● Materials provided
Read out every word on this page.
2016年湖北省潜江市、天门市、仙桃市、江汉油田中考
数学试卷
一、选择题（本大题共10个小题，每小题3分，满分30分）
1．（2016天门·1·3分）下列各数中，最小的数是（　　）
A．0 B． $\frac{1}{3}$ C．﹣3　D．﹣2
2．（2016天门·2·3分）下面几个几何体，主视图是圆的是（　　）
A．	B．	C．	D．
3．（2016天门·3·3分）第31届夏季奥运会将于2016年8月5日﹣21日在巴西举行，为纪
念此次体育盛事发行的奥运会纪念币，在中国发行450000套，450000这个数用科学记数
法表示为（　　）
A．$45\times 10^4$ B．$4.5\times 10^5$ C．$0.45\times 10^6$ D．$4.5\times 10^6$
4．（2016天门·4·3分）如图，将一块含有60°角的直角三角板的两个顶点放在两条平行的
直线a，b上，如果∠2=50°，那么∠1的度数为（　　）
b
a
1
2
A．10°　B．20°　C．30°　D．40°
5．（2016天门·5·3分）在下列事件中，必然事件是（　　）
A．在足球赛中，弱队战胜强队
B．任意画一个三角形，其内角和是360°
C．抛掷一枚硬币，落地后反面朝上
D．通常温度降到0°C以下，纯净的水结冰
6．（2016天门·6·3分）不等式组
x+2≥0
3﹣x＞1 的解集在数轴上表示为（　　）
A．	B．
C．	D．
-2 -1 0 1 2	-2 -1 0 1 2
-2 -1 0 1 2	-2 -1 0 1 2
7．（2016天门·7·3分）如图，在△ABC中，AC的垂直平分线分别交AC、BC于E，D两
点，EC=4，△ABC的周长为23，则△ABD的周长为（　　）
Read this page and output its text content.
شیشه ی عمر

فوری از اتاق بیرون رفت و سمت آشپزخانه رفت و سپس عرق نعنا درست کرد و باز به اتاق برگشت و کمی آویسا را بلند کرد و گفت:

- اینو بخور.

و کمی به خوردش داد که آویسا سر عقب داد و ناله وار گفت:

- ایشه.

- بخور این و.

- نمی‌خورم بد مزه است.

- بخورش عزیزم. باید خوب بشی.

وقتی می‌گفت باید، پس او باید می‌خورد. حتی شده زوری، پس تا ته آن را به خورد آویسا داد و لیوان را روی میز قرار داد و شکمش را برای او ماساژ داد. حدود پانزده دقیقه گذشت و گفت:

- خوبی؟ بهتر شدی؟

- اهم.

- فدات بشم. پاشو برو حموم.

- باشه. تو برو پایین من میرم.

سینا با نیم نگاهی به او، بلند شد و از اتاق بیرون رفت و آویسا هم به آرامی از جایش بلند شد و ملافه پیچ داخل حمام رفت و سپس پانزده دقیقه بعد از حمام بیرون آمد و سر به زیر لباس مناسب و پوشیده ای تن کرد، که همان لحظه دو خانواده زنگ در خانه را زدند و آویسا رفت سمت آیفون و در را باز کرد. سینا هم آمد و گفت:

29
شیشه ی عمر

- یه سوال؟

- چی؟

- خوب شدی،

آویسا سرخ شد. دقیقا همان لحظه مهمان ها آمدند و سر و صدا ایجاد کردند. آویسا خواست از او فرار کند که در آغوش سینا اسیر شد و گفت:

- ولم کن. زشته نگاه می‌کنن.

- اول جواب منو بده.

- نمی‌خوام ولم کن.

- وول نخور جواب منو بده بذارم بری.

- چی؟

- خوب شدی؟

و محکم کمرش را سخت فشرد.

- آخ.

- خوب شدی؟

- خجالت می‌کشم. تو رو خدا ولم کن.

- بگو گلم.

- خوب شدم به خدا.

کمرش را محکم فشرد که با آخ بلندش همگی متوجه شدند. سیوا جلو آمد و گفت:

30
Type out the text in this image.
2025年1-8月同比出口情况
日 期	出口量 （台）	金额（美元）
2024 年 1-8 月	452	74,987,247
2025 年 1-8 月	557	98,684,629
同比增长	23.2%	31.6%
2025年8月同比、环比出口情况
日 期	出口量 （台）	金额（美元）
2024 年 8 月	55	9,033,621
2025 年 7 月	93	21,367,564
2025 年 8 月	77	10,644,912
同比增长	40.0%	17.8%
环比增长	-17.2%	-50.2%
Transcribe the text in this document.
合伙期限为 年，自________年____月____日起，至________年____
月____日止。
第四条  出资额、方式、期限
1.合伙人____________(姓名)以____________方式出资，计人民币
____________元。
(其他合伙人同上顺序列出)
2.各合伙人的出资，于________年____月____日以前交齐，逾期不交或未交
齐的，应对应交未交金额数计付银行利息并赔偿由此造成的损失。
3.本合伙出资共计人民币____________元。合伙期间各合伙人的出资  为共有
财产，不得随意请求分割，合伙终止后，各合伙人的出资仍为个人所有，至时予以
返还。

● Task brief
Search the preceding listing for "page" and extract every line where it is found.

● Written response
Read out every word on this page.
Read this page and output its text content.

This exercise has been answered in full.